*Task objective*.
Give the listing below again in full, exactly as written.

* start Records for this task *

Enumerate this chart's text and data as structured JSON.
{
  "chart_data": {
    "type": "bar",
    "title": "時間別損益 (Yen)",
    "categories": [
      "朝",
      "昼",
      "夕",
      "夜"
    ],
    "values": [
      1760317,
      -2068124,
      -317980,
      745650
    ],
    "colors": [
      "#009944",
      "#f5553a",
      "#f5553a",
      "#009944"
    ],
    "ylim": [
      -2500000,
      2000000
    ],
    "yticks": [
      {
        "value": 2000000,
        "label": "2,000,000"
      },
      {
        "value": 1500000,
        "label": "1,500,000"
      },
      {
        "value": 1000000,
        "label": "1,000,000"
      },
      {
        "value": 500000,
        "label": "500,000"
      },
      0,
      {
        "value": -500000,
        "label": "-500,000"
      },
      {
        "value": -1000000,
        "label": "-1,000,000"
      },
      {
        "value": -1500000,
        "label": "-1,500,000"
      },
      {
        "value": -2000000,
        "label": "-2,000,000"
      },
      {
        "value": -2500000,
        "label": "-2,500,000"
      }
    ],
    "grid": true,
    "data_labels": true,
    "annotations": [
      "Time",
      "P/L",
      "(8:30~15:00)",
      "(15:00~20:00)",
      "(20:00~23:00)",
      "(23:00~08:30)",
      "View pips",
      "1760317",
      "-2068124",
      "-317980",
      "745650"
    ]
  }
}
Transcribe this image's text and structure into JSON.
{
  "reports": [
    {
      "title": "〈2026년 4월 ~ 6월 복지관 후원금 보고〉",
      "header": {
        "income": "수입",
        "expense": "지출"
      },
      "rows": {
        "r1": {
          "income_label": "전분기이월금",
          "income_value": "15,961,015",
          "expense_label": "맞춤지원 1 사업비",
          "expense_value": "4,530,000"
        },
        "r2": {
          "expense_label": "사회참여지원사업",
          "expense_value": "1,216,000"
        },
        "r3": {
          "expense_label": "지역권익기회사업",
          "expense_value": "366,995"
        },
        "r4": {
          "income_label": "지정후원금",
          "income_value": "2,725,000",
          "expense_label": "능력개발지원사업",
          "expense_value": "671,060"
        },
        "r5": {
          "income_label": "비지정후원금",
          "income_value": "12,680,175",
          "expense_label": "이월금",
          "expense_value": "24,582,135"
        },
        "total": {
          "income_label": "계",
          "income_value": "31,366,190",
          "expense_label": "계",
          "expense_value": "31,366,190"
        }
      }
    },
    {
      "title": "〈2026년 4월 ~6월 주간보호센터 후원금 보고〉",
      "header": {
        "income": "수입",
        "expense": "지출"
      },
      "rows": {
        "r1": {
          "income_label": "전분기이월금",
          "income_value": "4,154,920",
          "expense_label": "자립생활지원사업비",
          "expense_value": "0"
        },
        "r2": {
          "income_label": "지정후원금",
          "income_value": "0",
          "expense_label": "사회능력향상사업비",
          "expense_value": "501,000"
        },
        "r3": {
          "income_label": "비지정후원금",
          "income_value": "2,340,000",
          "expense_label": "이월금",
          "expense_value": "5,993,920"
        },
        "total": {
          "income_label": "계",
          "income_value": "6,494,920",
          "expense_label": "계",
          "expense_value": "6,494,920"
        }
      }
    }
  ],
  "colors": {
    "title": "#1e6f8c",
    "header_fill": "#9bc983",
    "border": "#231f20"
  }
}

* end Records for this task *

*Complete output*.
Enumerate this chart's text and data as structured JSON.
{
  "chart_data": {
    "type": "bar",
    "title": "時間別損益 (Yen)",
    "categories": [
      "朝",
      "昼",
      "夕",
      "夜"
    ],
    "values": [
      1760317,
      -2068124,
      -317980,
      745650
    ],
    "colors": [
      "#009944",
      "#f5553a",
      "#f5553a",
      "#009944"
    ],
    "ylim": [
      -2500000,
      2000000
    ],
    "yticks": [
      {
        "value": 2000000,
        "label": "2,000,000"
      },
      {
        "value": 1500000,
        "label": "1,500,000"
      },
      {
        "value": 1000000,
        "label": "1,000,000"
      },
      {
        "value": 500000,
        "label": "500,000"
      },
      0,
      {
        "value": -500000,
        "label": "-500,000"
      },
      {
        "value": -1000000,
        "label": "-1,000,000"
      },
      {
        "value": -1500000,
        "label": "-1,500,000"
      },
      {
        "value": -2000000,
        "label": "-2,000,000"
      },
      {
        "value": -2500000,
        "label": "-2,500,000"
      }
    ],
    "grid": true,
    "data_labels": true,
    "annotations": [
      "Time",
      "P/L",
      "(8:30~15:00)",
      "(15:00~20:00)",
      "(20:00~23:00)",
      "(23:00~08:30)",
      "View pips",
      "1760317",
      "-2068124",
      "-317980",
      "745650"
    ]
  }
}
Transcribe this image's text and structure into JSON.
{
  "reports": [
    {
      "title": "〈2026년 4월 ~ 6월 복지관 후원금 보고〉",
      "header": {
        "income": "수입",
        "expense": "지출"
      },
      "rows": {
        "r1": {
          "income_label": "전분기이월금",
          "income_value": "15,961,015",
          "expense_label": "맞춤지원 1 사업비",
          "expense_value": "4,530,000"
        },
        "r2": {
          "expense_label": "사회참여지원사업",
          "expense_value": "1,216,000"
        },
        "r3": {
          "expense_label": "지역권익기회사업",
          "expense_value": "366,995"
        },
        "r4": {
          "income_label": "지정후원금",
          "income_value": "2,725,000",
          "expense_label": "능력개발지원사업",
          "expense_value": "671,060"
        },
        "r5": {
          "income_label": "비지정후원금",
          "income_value": "12,680,175",
          "expense_label": "이월금",
          "expense_value": "24,582,135"
        },
        "total": {
          "income_label": "계",
          "income_value": "31,366,190",
          "expense_label": "계",
          "expense_value": "31,366,190"
        }
      }
    },
    {
      "title": "〈2026년 4월 ~6월 주간보호센터 후원금 보고〉",
      "header": {
        "income": "수입",
        "expense": "지출"
      },
      "rows": {
        "r1": {
          "income_label": "전분기이월금",
          "income_value": "4,154,920",
          "expense_label": "자립생활지원사업비",
          "expense_value": "0"
        },
        "r2": {
          "income_label": "지정후원금",
          "income_value": "0",
          "expense_label": "사회능력향상사업비",
          "expense_value": "501,000"
        },
        "r3": {
          "income_label": "비지정후원금",
          "income_value": "2,340,000",
          "expense_label": "이월금",
          "expense_value": "5,993,920"
        },
        "total": {
          "income_label": "계",
          "income_value": "6,494,920",
          "expense_label": "계",
          "expense_value": "6,494,920"
        }
      }
    }
  ],
  "colors": {
    "title": "#1e6f8c",
    "header_fill": "#9bc983",
    "border": "#231f20"
  }
}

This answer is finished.